### [What you are asked to do]
Reproduce the records below exactly as they appear.

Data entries
====================

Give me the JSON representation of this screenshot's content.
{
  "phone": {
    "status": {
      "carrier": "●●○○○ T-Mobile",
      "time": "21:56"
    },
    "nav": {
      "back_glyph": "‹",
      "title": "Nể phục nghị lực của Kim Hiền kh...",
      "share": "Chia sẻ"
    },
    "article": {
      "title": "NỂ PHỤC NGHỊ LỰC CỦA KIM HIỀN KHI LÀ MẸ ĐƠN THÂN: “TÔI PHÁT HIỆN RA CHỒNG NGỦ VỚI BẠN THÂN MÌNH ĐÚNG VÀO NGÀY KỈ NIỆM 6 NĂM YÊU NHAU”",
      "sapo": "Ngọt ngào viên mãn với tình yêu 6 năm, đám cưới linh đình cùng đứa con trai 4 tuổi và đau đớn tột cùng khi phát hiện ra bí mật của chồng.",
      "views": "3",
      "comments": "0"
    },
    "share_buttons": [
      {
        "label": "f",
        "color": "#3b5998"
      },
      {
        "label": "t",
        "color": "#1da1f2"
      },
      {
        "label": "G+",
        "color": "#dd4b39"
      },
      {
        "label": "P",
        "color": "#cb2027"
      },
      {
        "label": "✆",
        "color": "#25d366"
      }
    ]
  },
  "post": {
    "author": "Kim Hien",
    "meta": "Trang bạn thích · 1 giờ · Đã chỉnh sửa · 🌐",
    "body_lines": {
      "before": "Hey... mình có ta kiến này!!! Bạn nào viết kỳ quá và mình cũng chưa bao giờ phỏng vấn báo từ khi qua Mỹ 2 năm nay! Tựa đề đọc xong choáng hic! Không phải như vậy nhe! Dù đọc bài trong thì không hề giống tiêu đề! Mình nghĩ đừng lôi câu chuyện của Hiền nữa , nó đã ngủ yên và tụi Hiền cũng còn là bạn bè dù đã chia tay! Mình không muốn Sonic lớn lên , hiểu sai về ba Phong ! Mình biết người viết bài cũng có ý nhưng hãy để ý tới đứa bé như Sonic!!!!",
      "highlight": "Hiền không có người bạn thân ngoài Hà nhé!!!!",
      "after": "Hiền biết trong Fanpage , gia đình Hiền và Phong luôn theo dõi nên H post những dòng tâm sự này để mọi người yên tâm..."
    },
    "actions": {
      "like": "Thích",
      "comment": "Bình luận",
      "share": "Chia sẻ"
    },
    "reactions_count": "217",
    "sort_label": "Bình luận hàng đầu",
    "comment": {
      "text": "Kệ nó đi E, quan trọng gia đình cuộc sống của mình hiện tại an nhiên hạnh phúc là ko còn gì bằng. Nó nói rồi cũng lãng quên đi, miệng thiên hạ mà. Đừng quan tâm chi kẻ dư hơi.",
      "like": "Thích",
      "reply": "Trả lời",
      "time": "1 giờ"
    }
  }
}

====================

### [Solved problem]
Give me the JSON representation of this screenshot's content.
{
  "phone": {
    "status": {
      "carrier": "●●○○○ T-Mobile",
      "time": "21:56"
    },
    "nav": {
      "back_glyph": "‹",
      "title": "Nể phục nghị lực của Kim Hiền kh...",
      "share": "Chia sẻ"
    },
    "article": {
      "title": "NỂ PHỤC NGHỊ LỰC CỦA KIM HIỀN KHI LÀ MẸ ĐƠN THÂN: “TÔI PHÁT HIỆN RA CHỒNG NGỦ VỚI BẠN THÂN MÌNH ĐÚNG VÀO NGÀY KỈ NIỆM 6 NĂM YÊU NHAU”",
      "sapo": "Ngọt ngào viên mãn với tình yêu 6 năm, đám cưới linh đình cùng đứa con trai 4 tuổi và đau đớn tột cùng khi phát hiện ra bí mật của chồng.",
      "views": "3",
      "comments": "0"
    },
    "share_buttons": [
      {
        "label": "f",
        "color": "#3b5998"
      },
      {
        "label": "t",
        "color": "#1da1f2"
      },
      {
        "label": "G+",
        "color": "#dd4b39"
      },
      {
        "label": "P",
        "color": "#cb2027"
      },
      {
        "label": "✆",
        "color": "#25d366"
      }
    ]
  },
  "post": {
    "author": "Kim Hien",
    "meta": "Trang bạn thích · 1 giờ · Đã chỉnh sửa · 🌐",
    "body_lines": {
      "before": "Hey... mình có ta kiến này!!! Bạn nào viết kỳ quá và mình cũng chưa bao giờ phỏng vấn báo từ khi qua Mỹ 2 năm nay! Tựa đề đọc xong choáng hic! Không phải như vậy nhe! Dù đọc bài trong thì không hề giống tiêu đề! Mình nghĩ đừng lôi câu chuyện của Hiền nữa , nó đã ngủ yên và tụi Hiền cũng còn là bạn bè dù đã chia tay! Mình không muốn Sonic lớn lên , hiểu sai về ba Phong ! Mình biết người viết bài cũng có ý nhưng hãy để ý tới đứa bé như Sonic!!!!",
      "highlight": "Hiền không có người bạn thân ngoài Hà nhé!!!!",
      "after": "Hiền biết trong Fanpage , gia đình Hiền và Phong luôn theo dõi nên H post những dòng tâm sự này để mọi người yên tâm..."
    },
    "actions": {
      "like": "Thích",
      "comment": "Bình luận",
      "share": "Chia sẻ"
    },
    "reactions_count": "217",
    "sort_label": "Bình luận hàng đầu",
    "comment": {
      "text": "Kệ nó đi E, quan trọng gia đình cuộc sống của mình hiện tại an nhiên hạnh phúc là ko còn gì bằng. Nó nói rồi cũng lãng quên đi, miệng thiên hạ mà. Đừng quan tâm chi kẻ dư hơi.",
      "like": "Thích",
      "reply": "Trả lời",
      "time": "1 giờ"
    }
  }
}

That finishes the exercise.